◆ Exercise task
Find the lines in these entries that include the word "rising" and state how many there are, with no other words.

◆ Excerpted data
* begin *

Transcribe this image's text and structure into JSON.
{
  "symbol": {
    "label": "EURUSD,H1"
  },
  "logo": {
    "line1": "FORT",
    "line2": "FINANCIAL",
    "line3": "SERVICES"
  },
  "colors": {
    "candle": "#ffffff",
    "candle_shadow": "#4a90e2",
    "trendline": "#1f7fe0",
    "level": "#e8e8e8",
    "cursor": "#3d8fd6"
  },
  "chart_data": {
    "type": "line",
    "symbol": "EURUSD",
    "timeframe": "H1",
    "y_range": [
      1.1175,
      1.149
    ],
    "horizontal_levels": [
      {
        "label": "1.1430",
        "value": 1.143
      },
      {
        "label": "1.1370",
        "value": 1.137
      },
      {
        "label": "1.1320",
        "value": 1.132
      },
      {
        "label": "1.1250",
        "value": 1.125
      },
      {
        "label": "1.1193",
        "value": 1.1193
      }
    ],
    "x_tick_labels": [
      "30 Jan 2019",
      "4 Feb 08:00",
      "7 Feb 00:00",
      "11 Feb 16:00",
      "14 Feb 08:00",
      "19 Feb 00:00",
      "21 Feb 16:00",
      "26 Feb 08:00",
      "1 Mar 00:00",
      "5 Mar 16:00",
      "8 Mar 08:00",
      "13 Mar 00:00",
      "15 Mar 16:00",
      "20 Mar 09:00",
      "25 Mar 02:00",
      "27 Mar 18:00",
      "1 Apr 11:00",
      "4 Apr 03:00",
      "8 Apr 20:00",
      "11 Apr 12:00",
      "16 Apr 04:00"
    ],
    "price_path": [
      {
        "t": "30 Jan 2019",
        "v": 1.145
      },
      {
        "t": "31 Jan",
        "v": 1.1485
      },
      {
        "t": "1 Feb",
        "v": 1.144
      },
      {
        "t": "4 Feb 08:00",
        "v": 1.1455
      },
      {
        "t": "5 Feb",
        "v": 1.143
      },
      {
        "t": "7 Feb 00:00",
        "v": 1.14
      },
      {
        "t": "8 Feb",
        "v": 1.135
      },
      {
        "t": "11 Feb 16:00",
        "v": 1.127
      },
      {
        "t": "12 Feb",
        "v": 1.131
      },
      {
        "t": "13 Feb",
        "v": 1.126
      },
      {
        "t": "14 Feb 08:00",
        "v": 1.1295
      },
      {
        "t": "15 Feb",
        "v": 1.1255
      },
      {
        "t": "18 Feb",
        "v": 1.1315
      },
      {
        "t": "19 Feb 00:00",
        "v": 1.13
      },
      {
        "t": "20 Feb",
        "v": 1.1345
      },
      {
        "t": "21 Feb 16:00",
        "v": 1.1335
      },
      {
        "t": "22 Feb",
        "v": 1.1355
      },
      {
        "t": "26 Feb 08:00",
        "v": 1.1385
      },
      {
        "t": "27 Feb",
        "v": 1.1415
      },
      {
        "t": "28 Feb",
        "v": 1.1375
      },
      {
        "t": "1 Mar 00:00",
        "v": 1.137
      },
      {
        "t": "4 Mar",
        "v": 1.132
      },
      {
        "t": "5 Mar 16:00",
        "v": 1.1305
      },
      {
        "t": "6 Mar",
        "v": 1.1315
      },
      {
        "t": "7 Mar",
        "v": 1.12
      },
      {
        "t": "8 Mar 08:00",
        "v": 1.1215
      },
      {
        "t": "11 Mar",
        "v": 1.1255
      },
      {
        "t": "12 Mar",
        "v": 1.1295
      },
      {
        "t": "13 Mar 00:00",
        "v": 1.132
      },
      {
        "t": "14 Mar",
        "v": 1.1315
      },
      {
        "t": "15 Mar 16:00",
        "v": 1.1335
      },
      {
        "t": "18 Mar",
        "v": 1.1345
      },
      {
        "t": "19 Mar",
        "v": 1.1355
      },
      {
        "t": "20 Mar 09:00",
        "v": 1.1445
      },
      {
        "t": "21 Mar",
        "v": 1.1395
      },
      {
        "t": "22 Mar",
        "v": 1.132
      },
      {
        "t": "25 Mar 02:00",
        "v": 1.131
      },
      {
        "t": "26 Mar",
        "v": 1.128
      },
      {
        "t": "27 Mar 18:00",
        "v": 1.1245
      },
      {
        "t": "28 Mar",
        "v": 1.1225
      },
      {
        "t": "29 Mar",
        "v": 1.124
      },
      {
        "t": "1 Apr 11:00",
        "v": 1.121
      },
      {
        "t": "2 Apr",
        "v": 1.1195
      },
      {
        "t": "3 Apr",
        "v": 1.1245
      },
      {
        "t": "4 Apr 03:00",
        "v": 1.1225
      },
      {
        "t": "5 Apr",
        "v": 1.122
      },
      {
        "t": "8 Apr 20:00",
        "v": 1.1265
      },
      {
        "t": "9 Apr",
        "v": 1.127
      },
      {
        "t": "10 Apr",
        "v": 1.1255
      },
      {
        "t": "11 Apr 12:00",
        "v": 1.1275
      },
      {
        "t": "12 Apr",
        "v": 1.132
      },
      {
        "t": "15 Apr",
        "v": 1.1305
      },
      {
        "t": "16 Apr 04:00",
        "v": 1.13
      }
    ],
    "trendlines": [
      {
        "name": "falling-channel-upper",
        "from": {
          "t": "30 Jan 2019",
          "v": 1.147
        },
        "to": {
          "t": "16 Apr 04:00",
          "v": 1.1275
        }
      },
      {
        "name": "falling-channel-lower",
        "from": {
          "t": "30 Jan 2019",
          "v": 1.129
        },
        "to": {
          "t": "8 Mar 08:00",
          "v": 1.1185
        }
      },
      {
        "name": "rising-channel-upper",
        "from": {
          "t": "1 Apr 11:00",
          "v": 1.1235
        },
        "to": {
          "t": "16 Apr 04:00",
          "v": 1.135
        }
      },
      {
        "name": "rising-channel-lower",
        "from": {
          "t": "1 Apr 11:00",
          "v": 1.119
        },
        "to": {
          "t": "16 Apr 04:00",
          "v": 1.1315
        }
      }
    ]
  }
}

* end *

◆ Reply to the task
2